Directions for this task: All of the material below is to be restated word for word, apart from the pictures.

Items:
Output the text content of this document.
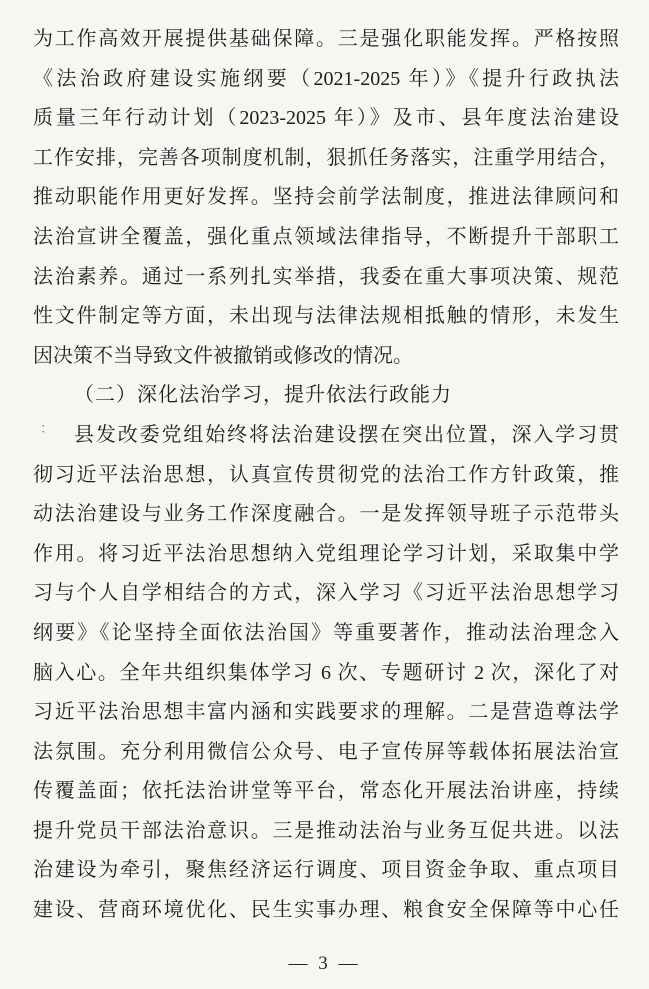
为工作高效开展提供基础保障。三是强化职能发挥。严格按照
《法治政府建设实施纲要（2021-2025 年）》《提升行政执法
质量三年行动计划（2023-2025 年）》及市、县年度法治建设
工作安排，完善各项制度机制，狠抓任务落实，注重学用结合，
推动职能作用更好发挥。坚持会前学法制度，推进法律顾问和
法治宣讲全覆盖，强化重点领域法律指导，不断提升干部职工
法治素养。通过一系列扎实举措，我委在重大事项决策、规范
性文件制定等方面，未出现与法律法规相抵触的情形，未发生
因决策不当导致文件被撤销或修改的情况。
（二）深化法治学习，提升依法行政能力
县发改委党组始终将法治建设摆在突出位置，深入学习贯
彻习近平法治思想，认真宣传贯彻党的法治工作方针政策，推
动法治建设与业务工作深度融合。一是发挥领导班子示范带头
作用。将习近平法治思想纳入党组理论学习计划，采取集中学
习与个人自学相结合的方式，深入学习《习近平法治思想学习
纲要》《论坚持全面依法治国》等重要著作，推动法治理念入
脑入心。全年共组织集体学习 6 次、专题研讨 2 次，深化了对
习近平法治思想丰富内涵和实践要求的理解。二是营造尊法学
法氛围。充分利用微信公众号、电子宣传屏等载体拓展法治宣
传覆盖面；依托法治讲堂等平台，常态化开展法治讲座，持续
提升党员干部法治意识。三是推动法治与业务互促共进。以法
治建设为牵引，聚焦经济运行调度、项目资金争取、重点项目
建设、营商环境优化、民生实事办理、粮食安全保障等中心任
：
— 3 —
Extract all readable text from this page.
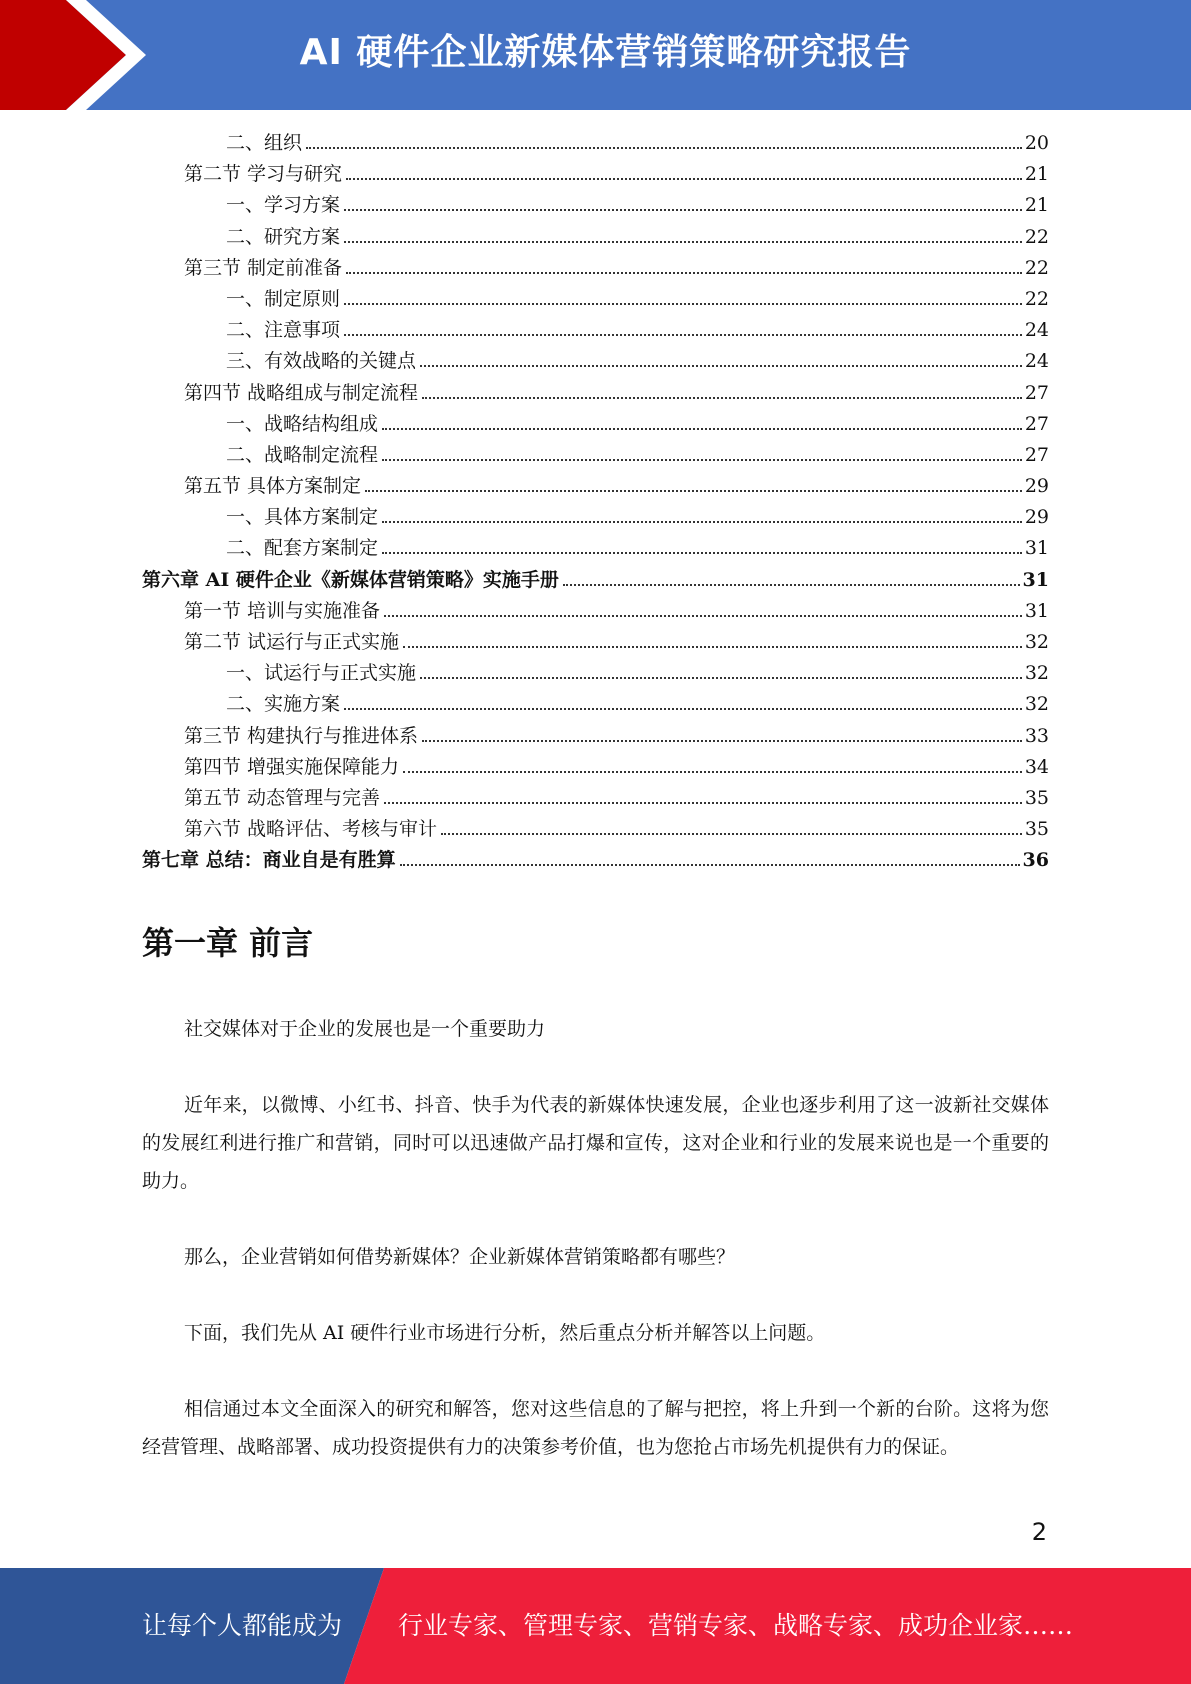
AI 硬件企业新媒体营销策略研究报告
二、组织	20
第二节 学习与研究	21
一、学习方案	21
二、研究方案	22
第三节 制定前准备	22
一、制定原则	22
二、注意事项	24
三、有效战略的关键点	24
第四节 战略组成与制定流程	27
一、战略结构组成	27
二、战略制定流程	27
第五节 具体方案制定	29
一、具体方案制定	29
二、配套方案制定	31
第六章 AI 硬件企业《新媒体营销策略》实施手册	31
第一节 培训与实施准备	31
第二节 试运行与正式实施	32
一、试运行与正式实施	32
二、实施方案	32
第三节 构建执行与推进体系	33
第四节 增强实施保障能力	34
第五节 动态管理与完善	35
第六节 战略评估、考核与审计	35
第七章 总结：商业自是有胜算	36
第一章 前言

社交媒体对于企业的发展也是一个重要助力

近年来，以微博、小红书、抖音、快手为代表的新媒体快速发展，企业也逐步利用了这一波新社交媒体的发展红利进行推广和营销，同时可以迅速做产品打爆和宣传，这对企业和行业的发展来说也是一个重要的助力。

那么，企业营销如何借势新媒体？企业新媒体营销策略都有哪些？

下面，我们先从 AI 硬件行业市场进行分析，然后重点分析并解答以上问题。

相信通过本文全面深入的研究和解答，您对这些信息的了解与把控，将上升到一个新的台阶。这将为您经营管理、战略部署、成功投资提供有力的决策参考价值，也为您抢占市场先机提供有力的保证。

2
让每个人都能成为 行业专家、管理专家、营销专家、战略专家、成功企业家……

The completed task:
Output the text content of this document.
为工作高效开展提供基础保障。三是强化职能发挥。严格按照
《法治政府建设实施纲要（2021-2025 年）》《提升行政执法
质量三年行动计划（2023-2025 年）》及市、县年度法治建设
工作安排，完善各项制度机制，狠抓任务落实，注重学用结合，
推动职能作用更好发挥。坚持会前学法制度，推进法律顾问和
法治宣讲全覆盖，强化重点领域法律指导，不断提升干部职工
法治素养。通过一系列扎实举措，我委在重大事项决策、规范
性文件制定等方面，未出现与法律法规相抵触的情形，未发生
因决策不当导致文件被撤销或修改的情况。
（二）深化法治学习，提升依法行政能力
县发改委党组始终将法治建设摆在突出位置，深入学习贯
彻习近平法治思想，认真宣传贯彻党的法治工作方针政策，推
动法治建设与业务工作深度融合。一是发挥领导班子示范带头
作用。将习近平法治思想纳入党组理论学习计划，采取集中学
习与个人自学相结合的方式，深入学习《习近平法治思想学习
纲要》《论坚持全面依法治国》等重要著作，推动法治理念入
脑入心。全年共组织集体学习 6 次、专题研讨 2 次，深化了对
习近平法治思想丰富内涵和实践要求的理解。二是营造尊法学
法氛围。充分利用微信公众号、电子宣传屏等载体拓展法治宣
传覆盖面；依托法治讲堂等平台，常态化开展法治讲座，持续
提升党员干部法治意识。三是推动法治与业务互促共进。以法
治建设为牵引，聚焦经济运行调度、项目资金争取、重点项目
建设、营商环境优化、民生实事办理、粮食安全保障等中心任
：
— 3 —
Extract all readable text from this page.
AI 硬件企业新媒体营销策略研究报告
二、组织	20
第二节 学习与研究	21
一、学习方案	21
二、研究方案	22
第三节 制定前准备	22
一、制定原则	22
二、注意事项	24
三、有效战略的关键点	24
第四节 战略组成与制定流程	27
一、战略结构组成	27
二、战略制定流程	27
第五节 具体方案制定	29
一、具体方案制定	29
二、配套方案制定	31
第六章 AI 硬件企业《新媒体营销策略》实施手册	31
第一节 培训与实施准备	31
第二节 试运行与正式实施	32
一、试运行与正式实施	32
二、实施方案	32
第三节 构建执行与推进体系	33
第四节 增强实施保障能力	34
第五节 动态管理与完善	35
第六节 战略评估、考核与审计	35
第七章 总结：商业自是有胜算	36
第一章 前言

社交媒体对于企业的发展也是一个重要助力

近年来，以微博、小红书、抖音、快手为代表的新媒体快速发展，企业也逐步利用了这一波新社交媒体的发展红利进行推广和营销，同时可以迅速做产品打爆和宣传，这对企业和行业的发展来说也是一个重要的助力。

那么，企业营销如何借势新媒体？企业新媒体营销策略都有哪些？

下面，我们先从 AI 硬件行业市场进行分析，然后重点分析并解答以上问题。

相信通过本文全面深入的研究和解答，您对这些信息的了解与把控，将上升到一个新的台阶。这将为您经营管理、战略部署、成功投资提供有力的决策参考价值，也为您抢占市场先机提供有力的保证。

2
让每个人都能成为 行业专家、管理专家、营销专家、战略专家、成功企业家……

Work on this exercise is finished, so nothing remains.